DESCRIPTION OF THE TASK → Return every record exactly as written.
━━━━━━━━━━
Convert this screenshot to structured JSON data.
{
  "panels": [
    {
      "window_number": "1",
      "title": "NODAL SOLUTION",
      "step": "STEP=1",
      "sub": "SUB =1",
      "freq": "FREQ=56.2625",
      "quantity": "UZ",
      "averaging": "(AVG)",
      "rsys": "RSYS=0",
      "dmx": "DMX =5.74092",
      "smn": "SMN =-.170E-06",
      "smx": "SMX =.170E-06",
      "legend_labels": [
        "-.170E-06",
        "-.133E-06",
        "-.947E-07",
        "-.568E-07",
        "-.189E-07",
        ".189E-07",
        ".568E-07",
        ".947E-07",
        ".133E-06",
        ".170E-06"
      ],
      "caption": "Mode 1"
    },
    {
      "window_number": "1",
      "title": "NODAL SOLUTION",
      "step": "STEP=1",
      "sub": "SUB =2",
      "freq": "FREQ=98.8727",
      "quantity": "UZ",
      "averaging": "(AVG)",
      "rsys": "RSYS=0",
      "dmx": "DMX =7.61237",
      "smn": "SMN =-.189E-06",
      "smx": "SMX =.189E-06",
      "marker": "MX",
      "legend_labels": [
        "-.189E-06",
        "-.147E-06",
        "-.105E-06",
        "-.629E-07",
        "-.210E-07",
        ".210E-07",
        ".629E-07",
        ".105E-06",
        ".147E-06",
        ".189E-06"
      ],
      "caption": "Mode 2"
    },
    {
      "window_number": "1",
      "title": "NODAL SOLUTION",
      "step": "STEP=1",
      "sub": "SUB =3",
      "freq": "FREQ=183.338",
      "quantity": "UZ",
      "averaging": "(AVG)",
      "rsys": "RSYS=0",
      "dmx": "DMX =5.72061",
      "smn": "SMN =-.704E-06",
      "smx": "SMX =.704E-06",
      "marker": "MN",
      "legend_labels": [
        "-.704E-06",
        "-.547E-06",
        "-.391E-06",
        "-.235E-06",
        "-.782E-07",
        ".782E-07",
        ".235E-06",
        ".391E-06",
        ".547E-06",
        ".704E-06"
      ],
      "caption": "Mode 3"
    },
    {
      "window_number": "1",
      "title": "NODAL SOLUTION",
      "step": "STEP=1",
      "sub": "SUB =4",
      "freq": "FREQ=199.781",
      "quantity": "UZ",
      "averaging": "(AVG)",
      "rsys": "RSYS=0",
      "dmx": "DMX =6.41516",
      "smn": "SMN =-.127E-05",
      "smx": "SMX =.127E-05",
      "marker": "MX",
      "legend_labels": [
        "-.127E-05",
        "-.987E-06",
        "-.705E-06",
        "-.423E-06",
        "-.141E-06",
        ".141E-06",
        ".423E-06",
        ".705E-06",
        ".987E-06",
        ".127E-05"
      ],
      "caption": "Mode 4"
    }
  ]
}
━━━━━━━━━━
OUTPUT BELOW →
Convert this screenshot to structured JSON data.
{
  "panels": [
    {
      "window_number": "1",
      "title": "NODAL SOLUTION",
      "step": "STEP=1",
      "sub": "SUB =1",
      "freq": "FREQ=56.2625",
      "quantity": "UZ",
      "averaging": "(AVG)",
      "rsys": "RSYS=0",
      "dmx": "DMX =5.74092",
      "smn": "SMN =-.170E-06",
      "smx": "SMX =.170E-06",
      "legend_labels": [
        "-.170E-06",
        "-.133E-06",
        "-.947E-07",
        "-.568E-07",
        "-.189E-07",
        ".189E-07",
        ".568E-07",
        ".947E-07",
        ".133E-06",
        ".170E-06"
      ],
      "caption": "Mode 1"
    },
    {
      "window_number": "1",
      "title": "NODAL SOLUTION",
      "step": "STEP=1",
      "sub": "SUB =2",
      "freq": "FREQ=98.8727",
      "quantity": "UZ",
      "averaging": "(AVG)",
      "rsys": "RSYS=0",
      "dmx": "DMX =7.61237",
      "smn": "SMN =-.189E-06",
      "smx": "SMX =.189E-06",
      "marker": "MX",
      "legend_labels": [
        "-.189E-06",
        "-.147E-06",
        "-.105E-06",
        "-.629E-07",
        "-.210E-07",
        ".210E-07",
        ".629E-07",
        ".105E-06",
        ".147E-06",
        ".189E-06"
      ],
      "caption": "Mode 2"
    },
    {
      "window_number": "1",
      "title": "NODAL SOLUTION",
      "step": "STEP=1",
      "sub": "SUB =3",
      "freq": "FREQ=183.338",
      "quantity": "UZ",
      "averaging": "(AVG)",
      "rsys": "RSYS=0",
      "dmx": "DMX =5.72061",
      "smn": "SMN =-.704E-06",
      "smx": "SMX =.704E-06",
      "marker": "MN",
      "legend_labels": [
        "-.704E-06",
        "-.547E-06",
        "-.391E-06",
        "-.235E-06",
        "-.782E-07",
        ".782E-07",
        ".235E-06",
        ".391E-06",
        ".547E-06",
        ".704E-06"
      ],
      "caption": "Mode 3"
    },
    {
      "window_number": "1",
      "title": "NODAL SOLUTION",
      "step": "STEP=1",
      "sub": "SUB =4",
      "freq": "FREQ=199.781",
      "quantity": "UZ",
      "averaging": "(AVG)",
      "rsys": "RSYS=0",
      "dmx": "DMX =6.41516",
      "smn": "SMN =-.127E-05",
      "smx": "SMX =.127E-05",
      "marker": "MX",
      "legend_labels": [
        "-.127E-05",
        "-.987E-06",
        "-.705E-06",
        "-.423E-06",
        "-.141E-06",
        ".141E-06",
        ".423E-06",
        ".705E-06",
        ".987E-06",
        ".127E-05"
      ],
      "caption": "Mode 4"
    }
  ]
}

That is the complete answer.